◆ Problem to solve
Pick out every line in the records that contains the word "text" and copy each one.

..............................

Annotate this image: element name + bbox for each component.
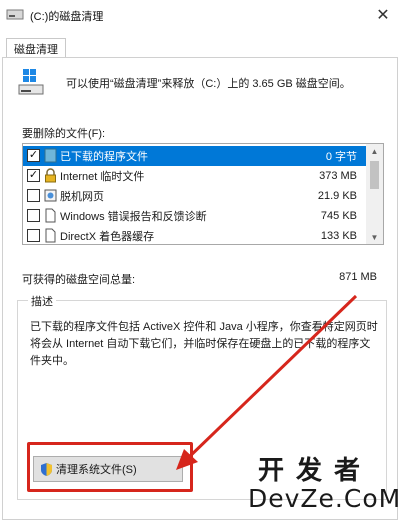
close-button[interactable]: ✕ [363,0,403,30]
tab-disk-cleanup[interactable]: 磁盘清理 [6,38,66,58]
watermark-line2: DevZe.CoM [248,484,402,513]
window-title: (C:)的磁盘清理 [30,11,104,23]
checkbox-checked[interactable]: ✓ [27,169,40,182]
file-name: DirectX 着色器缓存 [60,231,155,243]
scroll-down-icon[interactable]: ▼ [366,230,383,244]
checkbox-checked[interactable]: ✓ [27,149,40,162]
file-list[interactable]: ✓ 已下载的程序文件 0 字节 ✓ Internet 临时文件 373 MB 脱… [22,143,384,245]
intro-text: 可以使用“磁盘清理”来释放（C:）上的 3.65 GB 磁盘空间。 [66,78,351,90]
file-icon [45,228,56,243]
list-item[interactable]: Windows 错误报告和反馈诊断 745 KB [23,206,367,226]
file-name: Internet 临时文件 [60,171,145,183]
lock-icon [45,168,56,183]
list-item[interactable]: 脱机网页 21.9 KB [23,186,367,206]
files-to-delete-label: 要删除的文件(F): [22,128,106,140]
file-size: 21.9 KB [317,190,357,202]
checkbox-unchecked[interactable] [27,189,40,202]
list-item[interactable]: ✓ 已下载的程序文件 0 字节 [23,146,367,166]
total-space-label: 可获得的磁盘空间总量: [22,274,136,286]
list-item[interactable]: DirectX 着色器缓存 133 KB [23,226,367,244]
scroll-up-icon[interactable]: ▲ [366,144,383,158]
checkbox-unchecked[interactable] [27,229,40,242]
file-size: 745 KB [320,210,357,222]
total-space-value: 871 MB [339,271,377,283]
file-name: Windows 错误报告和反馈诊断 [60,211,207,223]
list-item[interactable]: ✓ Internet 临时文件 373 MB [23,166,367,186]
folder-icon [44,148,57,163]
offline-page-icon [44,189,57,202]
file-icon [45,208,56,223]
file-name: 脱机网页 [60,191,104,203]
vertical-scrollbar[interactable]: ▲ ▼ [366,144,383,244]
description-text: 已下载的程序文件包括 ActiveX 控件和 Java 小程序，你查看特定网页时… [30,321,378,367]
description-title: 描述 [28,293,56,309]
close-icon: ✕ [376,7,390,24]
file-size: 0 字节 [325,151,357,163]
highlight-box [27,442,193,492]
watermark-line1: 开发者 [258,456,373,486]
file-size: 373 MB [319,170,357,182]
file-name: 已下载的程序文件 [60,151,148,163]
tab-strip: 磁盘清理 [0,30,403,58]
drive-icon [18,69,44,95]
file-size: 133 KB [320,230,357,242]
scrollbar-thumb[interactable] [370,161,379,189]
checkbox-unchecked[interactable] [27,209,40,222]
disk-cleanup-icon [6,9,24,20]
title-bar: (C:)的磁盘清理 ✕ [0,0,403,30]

..............................

◆ The answer
intro-text: 可以使用“磁盘清理”来释放（C:）上的 3.65 GB 磁盘空间。 [66,78,351,90]
description-text: 已下载的程序文件包括 ActiveX 控件和 Java 小程序，你查看特定网页时… [30,321,378,367]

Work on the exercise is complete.